## What to work on
List all lines of the data containing the word "عليه".

======== Source material

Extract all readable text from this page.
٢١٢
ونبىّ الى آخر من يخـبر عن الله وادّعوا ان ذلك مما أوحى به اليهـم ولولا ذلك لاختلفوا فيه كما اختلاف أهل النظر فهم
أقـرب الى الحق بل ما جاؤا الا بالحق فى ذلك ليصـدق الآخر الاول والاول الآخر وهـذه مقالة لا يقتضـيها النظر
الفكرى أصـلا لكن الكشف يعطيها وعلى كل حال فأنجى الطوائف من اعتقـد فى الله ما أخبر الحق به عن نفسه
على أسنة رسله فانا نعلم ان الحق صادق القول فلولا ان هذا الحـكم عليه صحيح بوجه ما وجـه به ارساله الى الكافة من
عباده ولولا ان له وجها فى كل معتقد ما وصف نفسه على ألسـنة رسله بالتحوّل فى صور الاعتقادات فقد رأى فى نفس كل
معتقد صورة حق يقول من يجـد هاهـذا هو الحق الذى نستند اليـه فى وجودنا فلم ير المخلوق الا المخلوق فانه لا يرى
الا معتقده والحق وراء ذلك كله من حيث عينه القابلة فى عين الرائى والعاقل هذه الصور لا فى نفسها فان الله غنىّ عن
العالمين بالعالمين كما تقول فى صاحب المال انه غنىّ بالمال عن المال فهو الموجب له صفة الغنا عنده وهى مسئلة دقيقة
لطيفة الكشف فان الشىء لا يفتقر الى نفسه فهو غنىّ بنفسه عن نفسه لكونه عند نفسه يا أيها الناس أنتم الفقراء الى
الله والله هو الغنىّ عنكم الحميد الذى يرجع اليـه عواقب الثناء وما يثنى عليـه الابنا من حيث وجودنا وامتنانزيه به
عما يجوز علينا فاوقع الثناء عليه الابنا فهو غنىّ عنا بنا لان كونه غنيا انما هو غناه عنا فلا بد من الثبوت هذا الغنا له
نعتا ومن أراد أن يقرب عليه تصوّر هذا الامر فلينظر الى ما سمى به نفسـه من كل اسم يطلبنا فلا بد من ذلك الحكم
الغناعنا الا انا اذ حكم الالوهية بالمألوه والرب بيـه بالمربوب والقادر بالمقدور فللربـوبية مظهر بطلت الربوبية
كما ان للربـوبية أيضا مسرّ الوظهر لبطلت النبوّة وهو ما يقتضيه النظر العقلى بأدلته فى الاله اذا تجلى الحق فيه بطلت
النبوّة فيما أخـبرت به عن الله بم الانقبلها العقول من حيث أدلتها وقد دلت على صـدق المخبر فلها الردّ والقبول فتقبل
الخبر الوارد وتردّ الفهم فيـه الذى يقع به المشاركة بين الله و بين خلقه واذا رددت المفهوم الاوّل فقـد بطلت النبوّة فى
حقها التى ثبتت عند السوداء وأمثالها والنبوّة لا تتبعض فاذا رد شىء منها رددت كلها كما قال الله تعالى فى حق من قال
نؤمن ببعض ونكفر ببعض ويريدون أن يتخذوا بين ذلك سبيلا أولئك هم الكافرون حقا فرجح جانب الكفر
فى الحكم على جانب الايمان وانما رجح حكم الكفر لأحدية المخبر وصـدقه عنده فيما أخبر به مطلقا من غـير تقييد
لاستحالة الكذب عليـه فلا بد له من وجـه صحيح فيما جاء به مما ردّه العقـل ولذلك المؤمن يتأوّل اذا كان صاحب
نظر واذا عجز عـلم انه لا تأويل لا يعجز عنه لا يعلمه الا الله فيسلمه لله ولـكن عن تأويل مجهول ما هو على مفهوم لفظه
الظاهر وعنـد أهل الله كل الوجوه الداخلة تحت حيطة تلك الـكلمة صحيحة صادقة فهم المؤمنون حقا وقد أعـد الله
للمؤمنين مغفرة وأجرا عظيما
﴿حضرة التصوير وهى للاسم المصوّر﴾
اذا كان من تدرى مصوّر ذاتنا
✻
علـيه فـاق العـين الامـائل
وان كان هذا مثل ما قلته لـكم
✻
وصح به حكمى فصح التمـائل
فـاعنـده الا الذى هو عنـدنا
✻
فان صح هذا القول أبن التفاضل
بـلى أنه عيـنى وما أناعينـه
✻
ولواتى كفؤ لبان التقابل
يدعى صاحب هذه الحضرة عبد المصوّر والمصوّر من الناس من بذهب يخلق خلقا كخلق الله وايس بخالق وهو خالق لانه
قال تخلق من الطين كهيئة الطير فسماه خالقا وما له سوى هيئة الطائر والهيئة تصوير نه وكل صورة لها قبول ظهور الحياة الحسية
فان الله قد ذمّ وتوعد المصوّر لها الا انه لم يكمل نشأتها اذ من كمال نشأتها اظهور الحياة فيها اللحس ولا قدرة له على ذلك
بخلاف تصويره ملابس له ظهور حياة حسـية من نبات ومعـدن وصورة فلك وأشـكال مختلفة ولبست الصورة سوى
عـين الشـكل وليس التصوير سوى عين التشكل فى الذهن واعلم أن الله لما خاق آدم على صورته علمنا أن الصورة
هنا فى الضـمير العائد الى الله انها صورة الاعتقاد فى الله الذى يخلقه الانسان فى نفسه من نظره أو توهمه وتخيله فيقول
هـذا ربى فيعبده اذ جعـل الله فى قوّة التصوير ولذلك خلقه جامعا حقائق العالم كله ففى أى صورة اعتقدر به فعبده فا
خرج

================

## Written answer
على أسنة رسله فانا نعلم ان الحق صادق القول فلولا ان هذا الحـكم عليه صحيح بوجه ما وجـه به ارساله الى الكافة من
عما يجوز علينا فاوقع الثناء عليه الابنا فهو غنىّ عنا بنا لان كونه غنيا انما هو غناه عنا فلا بد من الثبوت هذا الغنا له
نعتا ومن أراد أن يقرب عليه تصوّر هذا الامر فلينظر الى ما سمى به نفسـه من كل اسم يطلبنا فلا بد من ذلك الحكم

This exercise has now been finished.